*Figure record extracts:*
===
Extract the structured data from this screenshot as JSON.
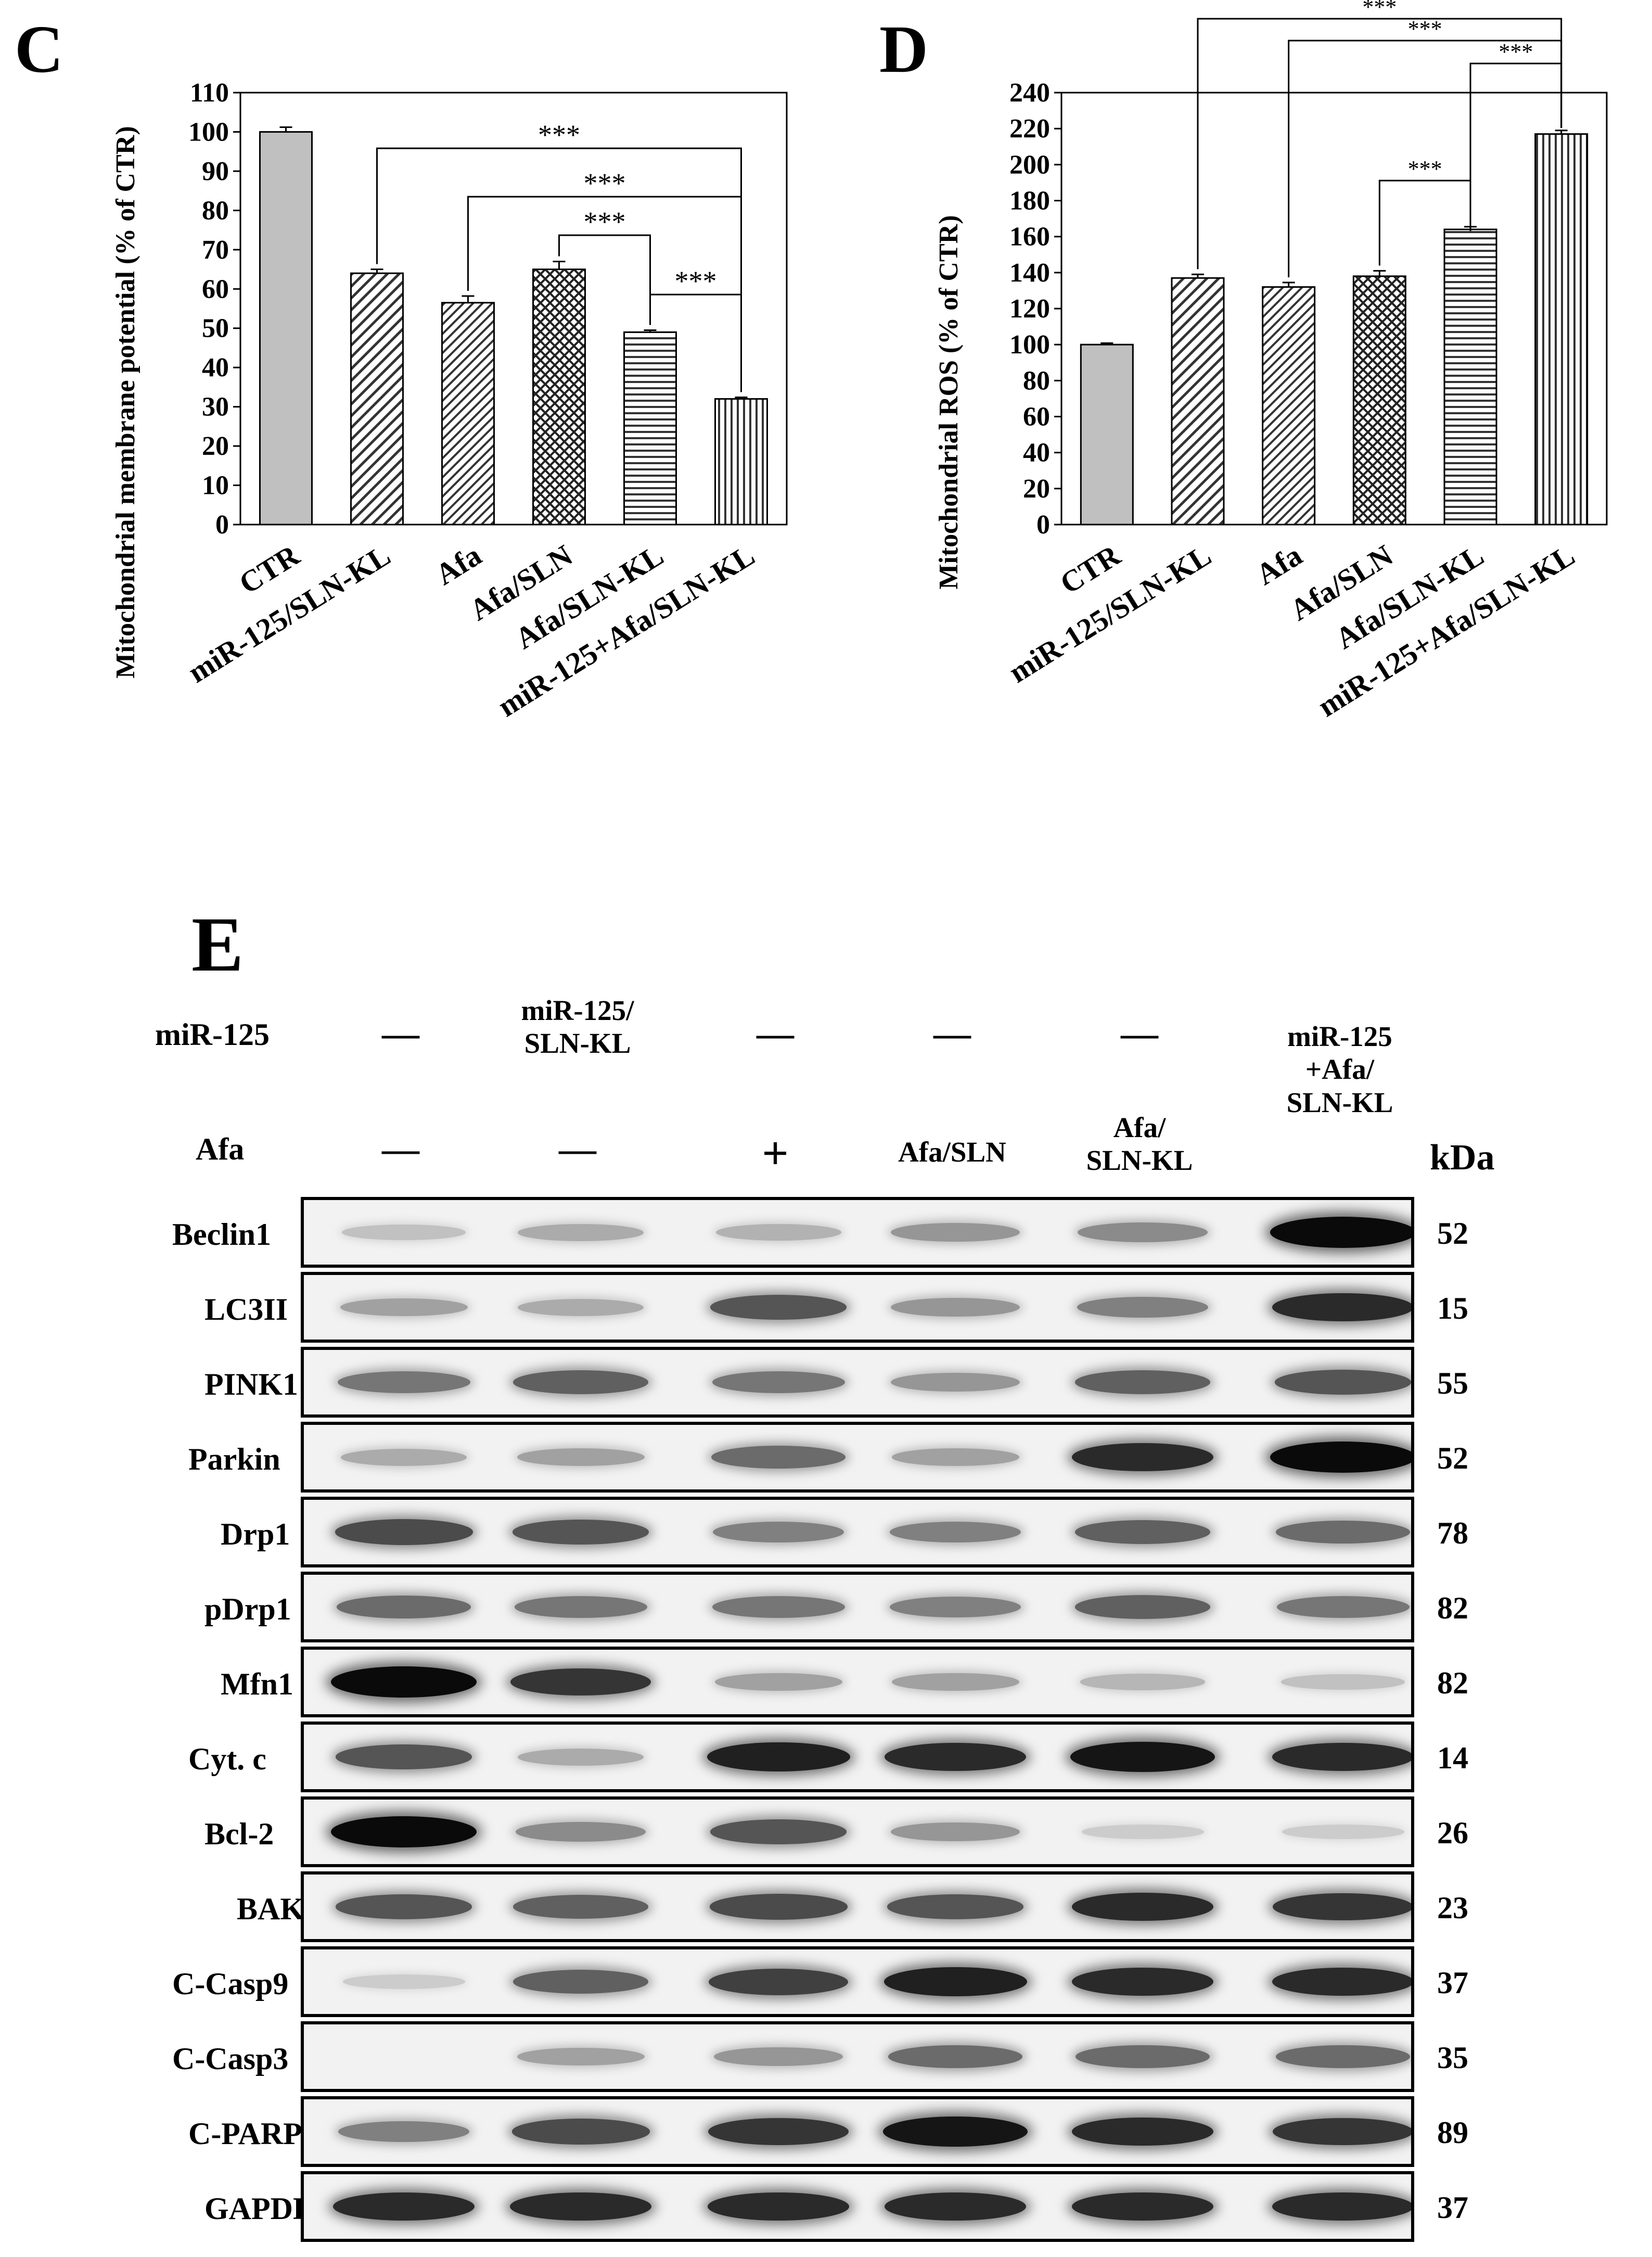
{
  "panels": {
    "C": "C",
    "D": "D",
    "E": "E"
  },
  "chart_data": [
    {
      "type": "bar",
      "panel": "C",
      "categories": [
        "CTR",
        "miR-125/SLN-KL",
        "Afa",
        "Afa/SLN",
        "Afa/SLN-KL",
        "miR-125+Afa/SLN-KL"
      ],
      "values": [
        100,
        64,
        56.5,
        65,
        49,
        32
      ],
      "errors": [
        1.2,
        1,
        1.7,
        2,
        0.5,
        0.4
      ],
      "ylabel": "Mitochondrial membrane potential (% of CTR)",
      "ylim": [
        0,
        110
      ],
      "yticks": [
        0,
        10,
        20,
        30,
        40,
        50,
        60,
        70,
        80,
        90,
        100,
        110
      ],
      "significance": [
        {
          "from": 1,
          "to": 5,
          "label": "***"
        },
        {
          "from": 2,
          "to": 5,
          "label": "***"
        },
        {
          "from": 3,
          "to": 4,
          "label": "***"
        },
        {
          "from": 4,
          "to": 5,
          "label": "***"
        }
      ]
    },
    {
      "type": "bar",
      "panel": "D",
      "categories": [
        "CTR",
        "miR-125/SLN-KL",
        "Afa",
        "Afa/SLN",
        "Afa/SLN-KL",
        "miR-125+Afa/SLN-KL"
      ],
      "values": [
        100,
        137,
        132,
        138,
        164,
        217
      ],
      "errors": [
        0.8,
        2,
        2.5,
        3,
        1.5,
        2
      ],
      "ylabel": "Mitochondrial ROS (% of CTR)",
      "ylim": [
        0,
        240
      ],
      "yticks": [
        0,
        20,
        40,
        60,
        80,
        100,
        120,
        140,
        160,
        180,
        200,
        220,
        240
      ],
      "significance": [
        {
          "from": 1,
          "to": 5,
          "label": "***"
        },
        {
          "from": 2,
          "to": 5,
          "label": "***"
        },
        {
          "from": 4,
          "to": 5,
          "label": "***"
        },
        {
          "from": 3,
          "to": 4,
          "label": "***"
        }
      ]
    }
  ],
  "blot": {
    "row_headers": {
      "mir": "miR-125",
      "afa": "Afa",
      "kda": "kDa"
    },
    "mir_row": [
      "—",
      "miR-125/\nSLN-KL",
      "—",
      "—",
      "—",
      "miR-125\n+Afa/\nSLN-KL"
    ],
    "afa_row": [
      "—",
      "—",
      "+",
      "Afa/SLN",
      "Afa/\nSLN-KL",
      ""
    ],
    "proteins": [
      {
        "name": "Beclin1",
        "kda": "52",
        "intensity": [
          0.15,
          0.25,
          0.22,
          0.35,
          0.4,
          1.0
        ]
      },
      {
        "name": "LC3II",
        "kda": "15",
        "intensity": [
          0.3,
          0.25,
          0.65,
          0.35,
          0.45,
          0.85
        ]
      },
      {
        "name": "PINK1",
        "kda": "55",
        "intensity": [
          0.5,
          0.6,
          0.5,
          0.35,
          0.6,
          0.65
        ]
      },
      {
        "name": "Parkin",
        "kda": "52",
        "intensity": [
          0.25,
          0.3,
          0.55,
          0.3,
          0.85,
          1.0
        ]
      },
      {
        "name": "Drp1",
        "kda": "78",
        "intensity": [
          0.7,
          0.65,
          0.45,
          0.45,
          0.6,
          0.55
        ]
      },
      {
        "name": "pDrp1",
        "kda": "82",
        "intensity": [
          0.55,
          0.5,
          0.5,
          0.45,
          0.6,
          0.5
        ]
      },
      {
        "name": "Mfn1",
        "kda": "82",
        "intensity": [
          1.0,
          0.8,
          0.3,
          0.3,
          0.2,
          0.15
        ]
      },
      {
        "name": "Cyt. c",
        "kda": "14",
        "intensity": [
          0.65,
          0.25,
          0.9,
          0.85,
          0.95,
          0.85
        ]
      },
      {
        "name": "Bcl-2",
        "kda": "26",
        "intensity": [
          1.0,
          0.4,
          0.65,
          0.35,
          0.1,
          0.1
        ]
      },
      {
        "name": "BAK",
        "kda": "23",
        "intensity": [
          0.65,
          0.6,
          0.7,
          0.65,
          0.85,
          0.8
        ]
      },
      {
        "name": "C-Casp9",
        "kda": "37",
        "intensity": [
          0.1,
          0.6,
          0.75,
          0.9,
          0.85,
          0.85
        ]
      },
      {
        "name": "C-Casp3",
        "kda": "35",
        "intensity": [
          0.0,
          0.3,
          0.35,
          0.55,
          0.55,
          0.55
        ]
      },
      {
        "name": "C-PARP",
        "kda": "89",
        "intensity": [
          0.45,
          0.7,
          0.8,
          0.95,
          0.85,
          0.8
        ]
      },
      {
        "name": "GAPDH",
        "kda": "37",
        "intensity": [
          0.85,
          0.85,
          0.85,
          0.85,
          0.85,
          0.85
        ]
      }
    ]
  }
}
===
*Exercise prompt:*
Your task is to copy every line of the entries that contains the string "nSLN".

*Response box:*
      "miR-125/\nSLN-KL",
      "miR-125\n+Afa/\nSLN-KL"
      "Afa/\nSLN-KL",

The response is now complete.